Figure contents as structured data
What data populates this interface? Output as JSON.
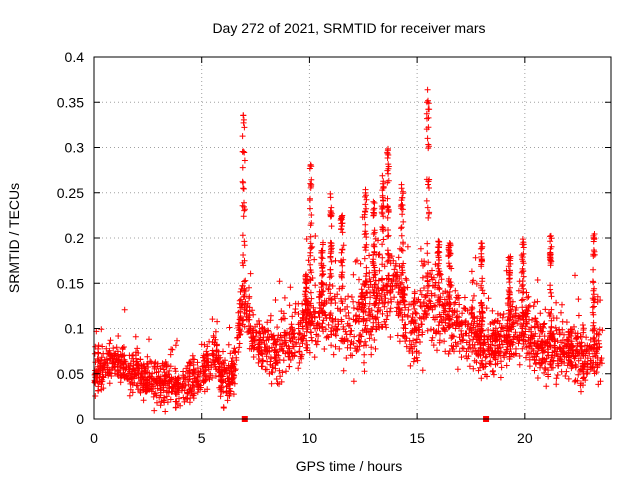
{
  "chart_data": {
    "type": "scatter",
    "title": "Day 272 of 2021, SRMTID for receiver mars",
    "xlabel": "GPS time / hours",
    "ylabel": "SRMTID / TECUs",
    "xlim": [
      0,
      24
    ],
    "ylim": [
      0,
      0.4
    ],
    "grid": true,
    "marker": "+",
    "color": "#ff0000",
    "x_ticks": [
      0,
      5,
      10,
      15,
      20
    ],
    "x_tick_labels": [
      "0",
      "5",
      "10",
      "15",
      "20"
    ],
    "y_ticks": [
      0,
      0.05,
      0.1,
      0.15,
      0.2,
      0.25,
      0.3,
      0.35,
      0.4
    ],
    "y_tick_labels": [
      "0",
      "0.05",
      "0.1",
      "0.15",
      "0.2",
      "0.25",
      "0.3",
      "0.35",
      "0.4"
    ],
    "zero_markers_x": [
      7.0,
      18.2
    ],
    "series": [
      {
        "name": "SRMTID",
        "trend": {
          "x": [
            0,
            0.5,
            1,
            1.5,
            2,
            2.5,
            3,
            3.5,
            4,
            4.5,
            5,
            5.3,
            5.7,
            6,
            6.5,
            6.8,
            7,
            7.2,
            7.5,
            8,
            8.5,
            9,
            9.5,
            10,
            10.5,
            11,
            11.5,
            12,
            12.5,
            13,
            13.5,
            14,
            14.5,
            15,
            15.5,
            16,
            16.5,
            17,
            17.5,
            18,
            18.5,
            19,
            19.5,
            20,
            20.5,
            21,
            21.5,
            22,
            22.5,
            23,
            23.5
          ],
          "y": [
            0.045,
            0.06,
            0.065,
            0.055,
            0.05,
            0.045,
            0.04,
            0.04,
            0.035,
            0.04,
            0.05,
            0.06,
            0.07,
            0.04,
            0.05,
            0.11,
            0.13,
            0.11,
            0.09,
            0.08,
            0.075,
            0.08,
            0.095,
            0.11,
            0.12,
            0.11,
            0.1,
            0.095,
            0.11,
            0.13,
            0.14,
            0.15,
            0.12,
            0.1,
            0.13,
            0.12,
            0.11,
            0.1,
            0.095,
            0.09,
            0.085,
            0.09,
            0.095,
            0.1,
            0.085,
            0.08,
            0.075,
            0.08,
            0.07,
            0.065,
            0.075
          ]
        },
        "spread": {
          "x": [
            0,
            5,
            6.5,
            9,
            10,
            12,
            13,
            15,
            16,
            18,
            24
          ],
          "y": [
            0.018,
            0.02,
            0.022,
            0.03,
            0.035,
            0.035,
            0.04,
            0.04,
            0.035,
            0.028,
            0.025
          ]
        },
        "point_count": 2600,
        "spikes": [
          {
            "x": 6.95,
            "peak": 0.345,
            "width": 0.12
          },
          {
            "x": 9.85,
            "peak": 0.16,
            "width": 0.1
          },
          {
            "x": 10.05,
            "peak": 0.292,
            "width": 0.08
          },
          {
            "x": 10.6,
            "peak": 0.2,
            "width": 0.1
          },
          {
            "x": 11.0,
            "peak": 0.257,
            "width": 0.08
          },
          {
            "x": 11.5,
            "peak": 0.225,
            "width": 0.1
          },
          {
            "x": 12.6,
            "peak": 0.255,
            "width": 0.1
          },
          {
            "x": 13.0,
            "peak": 0.25,
            "width": 0.08
          },
          {
            "x": 13.4,
            "peak": 0.27,
            "width": 0.1
          },
          {
            "x": 13.65,
            "peak": 0.3,
            "width": 0.08
          },
          {
            "x": 14.3,
            "peak": 0.26,
            "width": 0.12
          },
          {
            "x": 15.5,
            "peak": 0.37,
            "width": 0.12
          },
          {
            "x": 16.0,
            "peak": 0.2,
            "width": 0.1
          },
          {
            "x": 16.5,
            "peak": 0.195,
            "width": 0.1
          },
          {
            "x": 18.0,
            "peak": 0.195,
            "width": 0.08
          },
          {
            "x": 19.3,
            "peak": 0.18,
            "width": 0.1
          },
          {
            "x": 19.9,
            "peak": 0.2,
            "width": 0.1
          },
          {
            "x": 21.2,
            "peak": 0.205,
            "width": 0.08
          },
          {
            "x": 23.2,
            "peak": 0.205,
            "width": 0.1
          }
        ]
      }
    ]
  }
}
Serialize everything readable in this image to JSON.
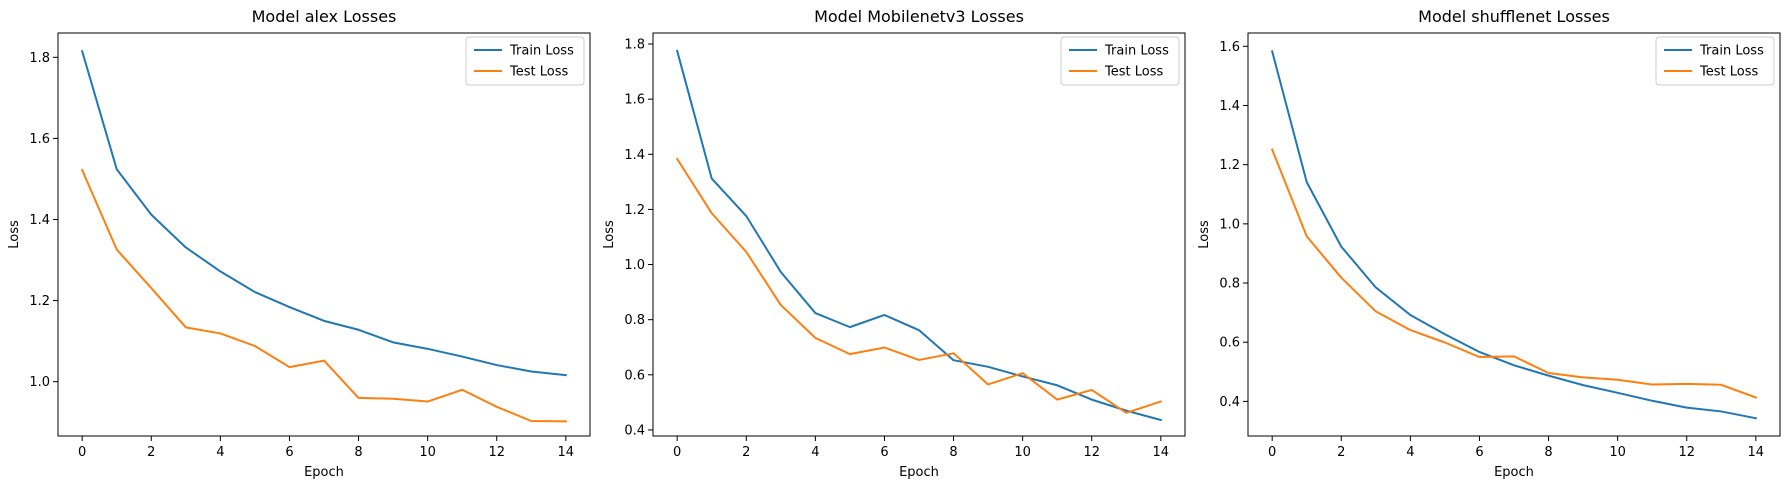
{
  "chart_data": [
    {
      "type": "line",
      "title": "Model alex Losses",
      "xlabel": "Epoch",
      "ylabel": "Loss",
      "x": [
        0,
        1,
        2,
        3,
        4,
        5,
        6,
        7,
        8,
        9,
        10,
        11,
        12,
        13,
        14
      ],
      "xlim": [
        -0.7,
        14.7
      ],
      "ylim": [
        0.866,
        1.86
      ],
      "xticks": [
        0,
        2,
        4,
        6,
        8,
        10,
        12,
        14
      ],
      "yticks": [
        1.0,
        1.2,
        1.4,
        1.6,
        1.8
      ],
      "ytick_labels": [
        "1.0",
        "1.2",
        "1.4",
        "1.6",
        "1.8"
      ],
      "grid": false,
      "legend_position": "upper right",
      "series": [
        {
          "name": "Train Loss",
          "color": "#1f77b4",
          "values": [
            1.815,
            1.524,
            1.412,
            1.331,
            1.272,
            1.221,
            1.184,
            1.15,
            1.128,
            1.097,
            1.081,
            1.062,
            1.041,
            1.025,
            1.016
          ]
        },
        {
          "name": "Test Loss",
          "color": "#ff7f0e",
          "values": [
            1.522,
            1.326,
            1.231,
            1.134,
            1.119,
            1.088,
            1.036,
            1.052,
            0.96,
            0.958,
            0.951,
            0.98,
            0.938,
            0.903,
            0.902
          ]
        }
      ]
    },
    {
      "type": "line",
      "title": "Model Mobilenetv3 Losses",
      "xlabel": "Epoch",
      "ylabel": "Loss",
      "x": [
        0,
        1,
        2,
        3,
        4,
        5,
        6,
        7,
        8,
        9,
        10,
        11,
        12,
        13,
        14
      ],
      "xlim": [
        -0.7,
        14.7
      ],
      "ylim": [
        0.378,
        1.84
      ],
      "xticks": [
        0,
        2,
        4,
        6,
        8,
        10,
        12,
        14
      ],
      "yticks": [
        0.4,
        0.6,
        0.8,
        1.0,
        1.2,
        1.4,
        1.6,
        1.8
      ],
      "ytick_labels": [
        "0.4",
        "0.6",
        "0.8",
        "1.0",
        "1.2",
        "1.4",
        "1.6",
        "1.8"
      ],
      "grid": false,
      "legend_position": "upper right",
      "series": [
        {
          "name": "Train Loss",
          "color": "#1f77b4",
          "values": [
            1.775,
            1.312,
            1.176,
            0.973,
            0.824,
            0.773,
            0.817,
            0.762,
            0.653,
            0.629,
            0.594,
            0.562,
            0.51,
            0.47,
            0.436
          ]
        },
        {
          "name": "Test Loss",
          "color": "#ff7f0e",
          "values": [
            1.383,
            1.186,
            1.046,
            0.853,
            0.734,
            0.675,
            0.699,
            0.654,
            0.678,
            0.565,
            0.606,
            0.51,
            0.545,
            0.462,
            0.503
          ]
        }
      ]
    },
    {
      "type": "line",
      "title": "Model shufflenet Losses",
      "xlabel": "Epoch",
      "ylabel": "Loss",
      "x": [
        0,
        1,
        2,
        3,
        4,
        5,
        6,
        7,
        8,
        9,
        10,
        11,
        12,
        13,
        14
      ],
      "xlim": [
        -0.7,
        14.7
      ],
      "ylim": [
        0.283,
        1.645
      ],
      "xticks": [
        0,
        2,
        4,
        6,
        8,
        10,
        12,
        14
      ],
      "yticks": [
        0.4,
        0.6,
        0.8,
        1.0,
        1.2,
        1.4,
        1.6
      ],
      "ytick_labels": [
        "0.4",
        "0.6",
        "0.8",
        "1.0",
        "1.2",
        "1.4",
        "1.6"
      ],
      "grid": false,
      "legend_position": "upper right",
      "series": [
        {
          "name": "Train Loss",
          "color": "#1f77b4",
          "values": [
            1.583,
            1.141,
            0.923,
            0.785,
            0.692,
            0.627,
            0.567,
            0.522,
            0.487,
            0.455,
            0.429,
            0.402,
            0.379,
            0.366,
            0.343
          ]
        },
        {
          "name": "Test Loss",
          "color": "#ff7f0e",
          "values": [
            1.251,
            0.958,
            0.818,
            0.704,
            0.641,
            0.599,
            0.55,
            0.552,
            0.496,
            0.481,
            0.473,
            0.457,
            0.459,
            0.456,
            0.413
          ]
        }
      ]
    }
  ]
}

* SET EXERCISE:
Look for lines containing the string "SRMTID" and copy them all.

* OUTPUT FOR THIS EXERCISE:
    "title": "Day 272 of 2021, SRMTID for receiver mars",
    "ylabel": "SRMTID / TECUs",
        "name": "SRMTID",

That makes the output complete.